▸ СУТЬ ЗАДАНИЯ
Пожалуйста, продублируйте целиком приведенный ниже отрывок о жизни Бородина в Пизе, ничего в нем не меняя.

▸ ОТРЫВОК
Читая этот отчет, просматривая химические статьи Бородина, опубликованные в это время, поражаешься тем, как много он успел сделать. Он был первым химиком, получившим органическое соединение, содержащее фтор.
Любовь влила в него новые силы, и он торопился вкладывать их в работу. Все спорилось под его руками и за лабораторным столом и за фортепьяно. В лаборатории он проводил иной раз целые дни и очень подружился с ее хозяином — химиком Тассинари.
«Химия, — рассказывает Екатерина Сергеевна, — не мешала Александру отдавать некоторое время и музыке. Он, например, играл на виолончели в оркестре пизанского театра, где все более давались оперы Доницетти.
В Пизе мы познакомились с директором тамошней музыкальной школы синьором Менокки. Это был любезный человек, но музыкант не особенный. Помню, как-то при нем Александр не более как в какой-нибудь час набросал фугу. Нужно было видеть изумление signor professore[18]. С тех пор стал он смотреть на А. П. как на музыкальное чудо, хотя та фуга была, совсем детская и обыденная. По его протекции, нам было дозволено играть иногда на огромном органе пизанского собора. У этого органа была двойная клавиатура, и требовалось 10 человек, чтоб приводить в движение его мехи. Мы играли там Баха, Бетховена, особенно же, помню, угодила я публике, когда раз, во время Offertorium[19], сыграла «Силы небесные» Бортнянского».

▸ РАЗДЕЛ ДАННЫХ
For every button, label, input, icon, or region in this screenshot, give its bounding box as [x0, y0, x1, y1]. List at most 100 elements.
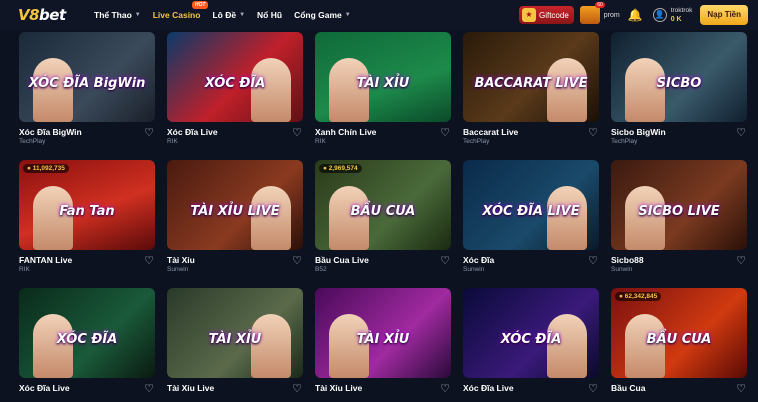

▸ РЕЗУЛЬТАТ
Читая этот отчет, просматривая химические статьи Бородина, опубликованные в это время, поражаешься тем, как много он успел сделать. Он был первым химиком, получившим органическое соединение, содержащее фтор.
Любовь влила в него новые силы, и он торопился вкладывать их в работу. Все спорилось под его руками и за лабораторным столом и за фортепьяно. В лаборатории он проводил иной раз целые дни и очень подружился с ее хозяином — химиком Тассинари.
«Химия, — рассказывает Екатерина Сергеевна, — не мешала Александру отдавать некоторое время и музыке. Он, например, играл на виолончели в оркестре пизанского театра, где все более давались оперы Доницетти.
В Пизе мы познакомились с директором тамошней музыкальной школы синьором Менокки. Это был любезный человек, но музыкант не особенный. Помню, как-то при нем Александр не более как в какой-нибудь час набросал фугу. Нужно было видеть изумление signor professore[18]. С тех пор стал он смотреть на А. П. как на музыкальное чудо, хотя та фуга была, совсем детская и обыденная. По его протекции, нам было дозволено играть иногда на огромном органе пизанского собора. У этого органа была двойная клавиатура, и требовалось 10 человек, чтоб приводить в движение его мехи. Мы играли там Баха, Бетховена, особенно же, помню, угодила я публике, когда раз, во время Offertorium[19], сыграла «Силы небесные» Бортнянского».